Goal of the exercise »
Below are the records; reproduce all of them exactly but without any images.

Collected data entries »
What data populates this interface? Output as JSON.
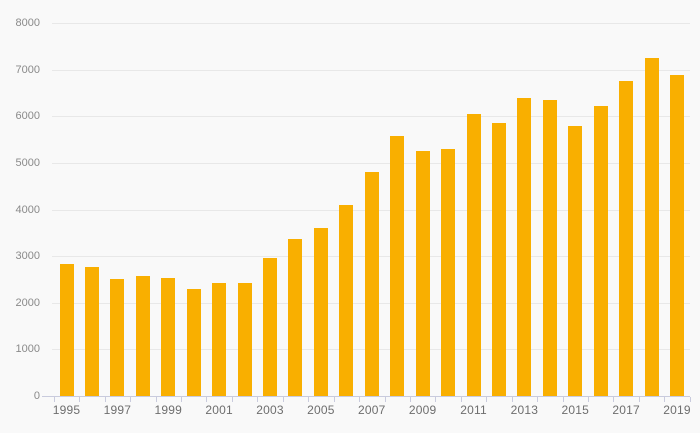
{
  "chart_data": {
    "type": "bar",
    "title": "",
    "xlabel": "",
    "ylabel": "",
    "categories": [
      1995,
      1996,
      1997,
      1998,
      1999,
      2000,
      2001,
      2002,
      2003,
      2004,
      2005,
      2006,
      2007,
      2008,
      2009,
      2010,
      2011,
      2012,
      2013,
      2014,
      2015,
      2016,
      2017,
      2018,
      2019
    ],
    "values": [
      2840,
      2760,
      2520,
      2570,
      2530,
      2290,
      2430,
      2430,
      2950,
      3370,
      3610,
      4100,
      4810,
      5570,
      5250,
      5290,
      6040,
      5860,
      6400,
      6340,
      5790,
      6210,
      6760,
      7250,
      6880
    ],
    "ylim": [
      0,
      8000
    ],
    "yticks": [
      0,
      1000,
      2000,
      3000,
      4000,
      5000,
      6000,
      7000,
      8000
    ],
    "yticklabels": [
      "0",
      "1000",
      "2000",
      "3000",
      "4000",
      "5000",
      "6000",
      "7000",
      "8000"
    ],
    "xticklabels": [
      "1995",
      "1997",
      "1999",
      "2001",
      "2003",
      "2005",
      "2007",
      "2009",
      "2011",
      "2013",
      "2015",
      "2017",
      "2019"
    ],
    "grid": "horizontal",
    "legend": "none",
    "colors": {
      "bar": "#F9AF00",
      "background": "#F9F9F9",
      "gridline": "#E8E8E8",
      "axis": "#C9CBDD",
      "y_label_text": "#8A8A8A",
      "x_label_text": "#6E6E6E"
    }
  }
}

Exercise result »
What data populates this interface? Output as JSON.
{
  "chart_data": {
    "type": "bar",
    "title": "",
    "xlabel": "",
    "ylabel": "",
    "categories": [
      1995,
      1996,
      1997,
      1998,
      1999,
      2000,
      2001,
      2002,
      2003,
      2004,
      2005,
      2006,
      2007,
      2008,
      2009,
      2010,
      2011,
      2012,
      2013,
      2014,
      2015,
      2016,
      2017,
      2018,
      2019
    ],
    "values": [
      2840,
      2760,
      2520,
      2570,
      2530,
      2290,
      2430,
      2430,
      2950,
      3370,
      3610,
      4100,
      4810,
      5570,
      5250,
      5290,
      6040,
      5860,
      6400,
      6340,
      5790,
      6210,
      6760,
      7250,
      6880
    ],
    "ylim": [
      0,
      8000
    ],
    "yticks": [
      0,
      1000,
      2000,
      3000,
      4000,
      5000,
      6000,
      7000,
      8000
    ],
    "yticklabels": [
      "0",
      "1000",
      "2000",
      "3000",
      "4000",
      "5000",
      "6000",
      "7000",
      "8000"
    ],
    "xticklabels": [
      "1995",
      "1997",
      "1999",
      "2001",
      "2003",
      "2005",
      "2007",
      "2009",
      "2011",
      "2013",
      "2015",
      "2017",
      "2019"
    ],
    "grid": "horizontal",
    "legend": "none",
    "colors": {
      "bar": "#F9AF00",
      "background": "#F9F9F9",
      "gridline": "#E8E8E8",
      "axis": "#C9CBDD",
      "y_label_text": "#8A8A8A",
      "x_label_text": "#6E6E6E"
    }
  }
}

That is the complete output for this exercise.